• Problem description:
Pictures appear in the records below; write out everything else exactly.

• Input:
^^^^

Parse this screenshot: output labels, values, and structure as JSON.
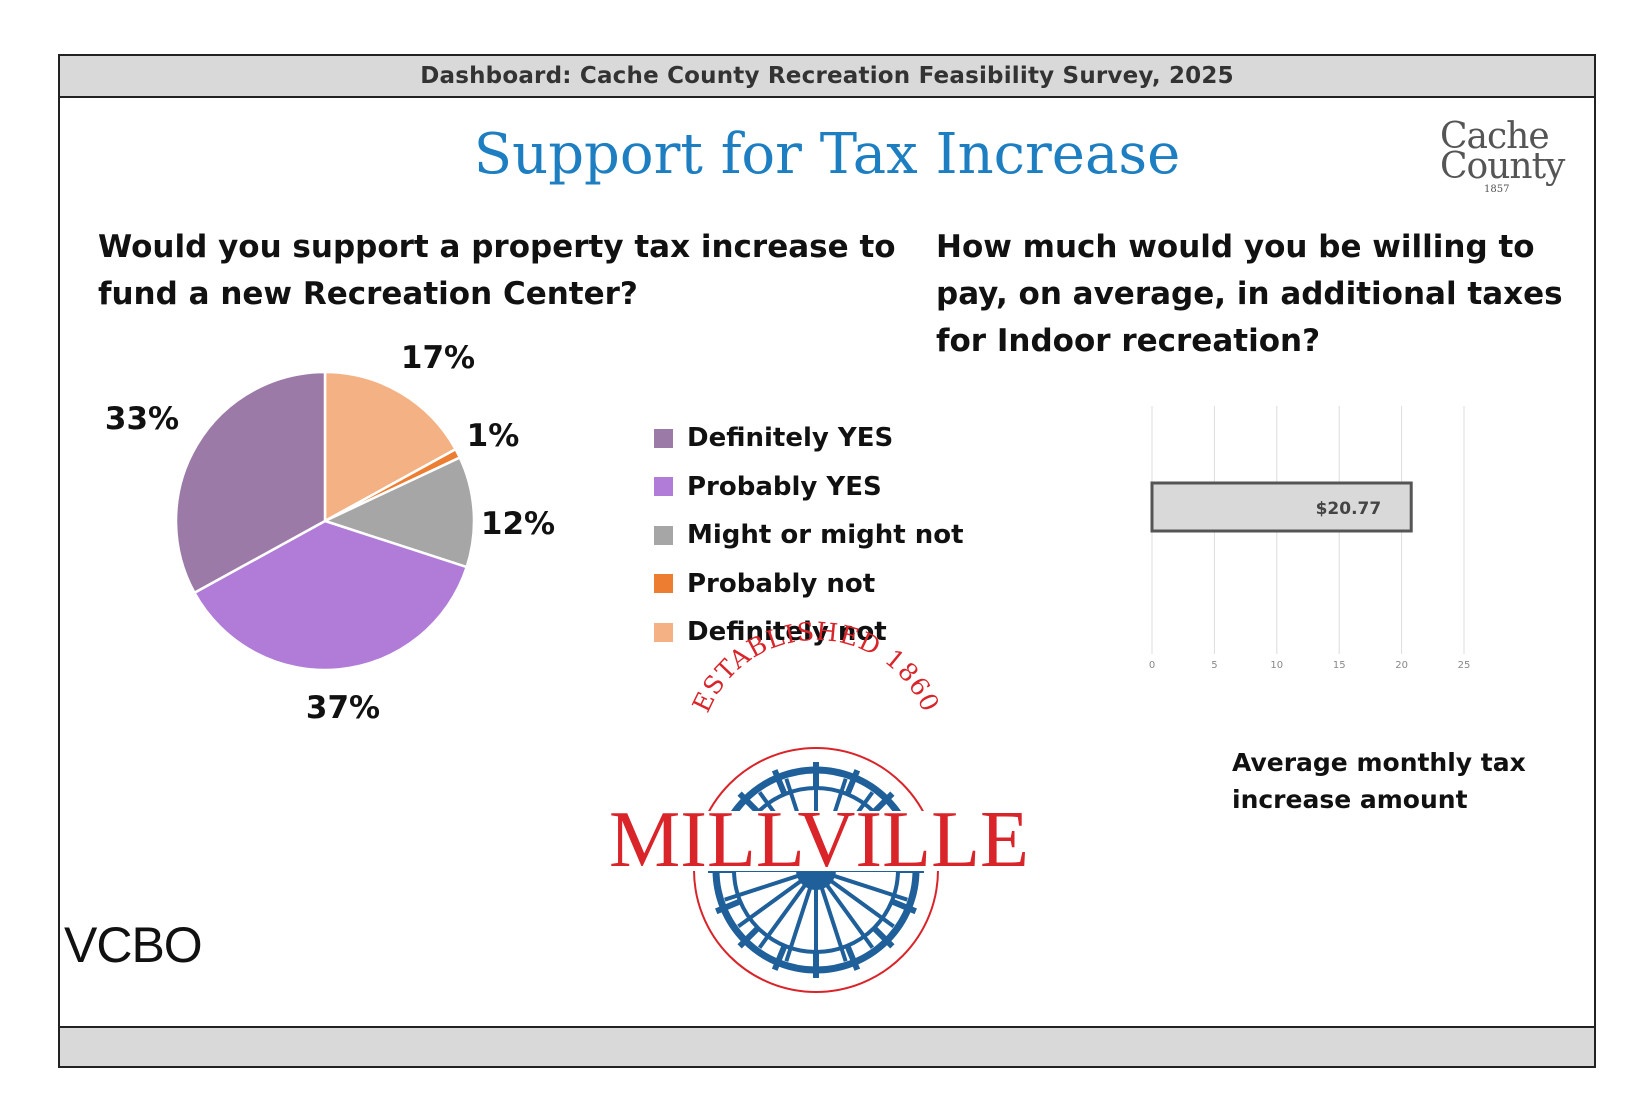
{
  "header": {
    "text": "Dashboard:  Cache County Recreation Feasibility Survey, 2025"
  },
  "title": "Support for Tax Increase",
  "logos": {
    "cache_county": {
      "line1": "Cache",
      "line2": "County",
      "year": "1857"
    },
    "millville": {
      "name": "MILLVILLE",
      "arc_text": "ESTABLISHED 1860",
      "colors": {
        "red": "#d9242a",
        "blue": "#1f5f9a"
      }
    },
    "vcbo": "VCBO"
  },
  "chart_data": [
    {
      "type": "pie",
      "title": "Would you support a property tax increase to fund a new Recreation Center?",
      "slices": [
        {
          "label": "Definitely not",
          "value": 17,
          "display": "17%",
          "color": "#f4b183"
        },
        {
          "label": "Probably not",
          "value": 1,
          "display": "1%",
          "color": "#ed7d31"
        },
        {
          "label": "Might or might not",
          "value": 12,
          "display": "12%",
          "color": "#a6a6a6"
        },
        {
          "label": "Probably YES",
          "value": 37,
          "display": "37%",
          "color": "#b07cd8"
        },
        {
          "label": "Definitely YES",
          "value": 33,
          "display": "33%",
          "color": "#9c7aa8"
        }
      ],
      "legend": {
        "placement": "right",
        "entries": [
          {
            "label": "Definitely YES",
            "color": "#9c7aa8"
          },
          {
            "label": "Probably YES",
            "color": "#b07cd8"
          },
          {
            "label": "Might or might not",
            "color": "#a6a6a6"
          },
          {
            "label": "Probably not",
            "color": "#ed7d31"
          },
          {
            "label": "Definitely not",
            "color": "#f4b183"
          }
        ]
      }
    },
    {
      "type": "bar",
      "orientation": "horizontal",
      "title": "How much would you be willing to pay, on average, in additional taxes for Indoor recreation?",
      "xlabel": "Average monthly tax increase amount",
      "values": [
        20.77
      ],
      "data_labels": [
        "$20.77"
      ],
      "xlim": [
        0,
        25
      ],
      "xticks": [
        "0",
        "5",
        "10",
        "15",
        "20",
        "25"
      ],
      "grid": true,
      "bar_color": "#d9d9d9"
    }
  ]
}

^^^^

• Answer in full:
Parse this screenshot: output labels, values, and structure as JSON.
{
  "header": {
    "text": "Dashboard:  Cache County Recreation Feasibility Survey, 2025"
  },
  "title": "Support for Tax Increase",
  "logos": {
    "cache_county": {
      "line1": "Cache",
      "line2": "County",
      "year": "1857"
    },
    "millville": {
      "name": "MILLVILLE",
      "arc_text": "ESTABLISHED 1860",
      "colors": {
        "red": "#d9242a",
        "blue": "#1f5f9a"
      }
    },
    "vcbo": "VCBO"
  },
  "chart_data": [
    {
      "type": "pie",
      "title": "Would you support a property tax increase to fund a new Recreation Center?",
      "slices": [
        {
          "label": "Definitely not",
          "value": 17,
          "display": "17%",
          "color": "#f4b183"
        },
        {
          "label": "Probably not",
          "value": 1,
          "display": "1%",
          "color": "#ed7d31"
        },
        {
          "label": "Might or might not",
          "value": 12,
          "display": "12%",
          "color": "#a6a6a6"
        },
        {
          "label": "Probably YES",
          "value": 37,
          "display": "37%",
          "color": "#b07cd8"
        },
        {
          "label": "Definitely YES",
          "value": 33,
          "display": "33%",
          "color": "#9c7aa8"
        }
      ],
      "legend": {
        "placement": "right",
        "entries": [
          {
            "label": "Definitely YES",
            "color": "#9c7aa8"
          },
          {
            "label": "Probably YES",
            "color": "#b07cd8"
          },
          {
            "label": "Might or might not",
            "color": "#a6a6a6"
          },
          {
            "label": "Probably not",
            "color": "#ed7d31"
          },
          {
            "label": "Definitely not",
            "color": "#f4b183"
          }
        ]
      }
    },
    {
      "type": "bar",
      "orientation": "horizontal",
      "title": "How much would you be willing to pay, on average, in additional taxes for Indoor recreation?",
      "xlabel": "Average monthly tax increase amount",
      "values": [
        20.77
      ],
      "data_labels": [
        "$20.77"
      ],
      "xlim": [
        0,
        25
      ],
      "xticks": [
        "0",
        "5",
        "10",
        "15",
        "20",
        "25"
      ],
      "grid": true,
      "bar_color": "#d9d9d9"
    }
  ]
}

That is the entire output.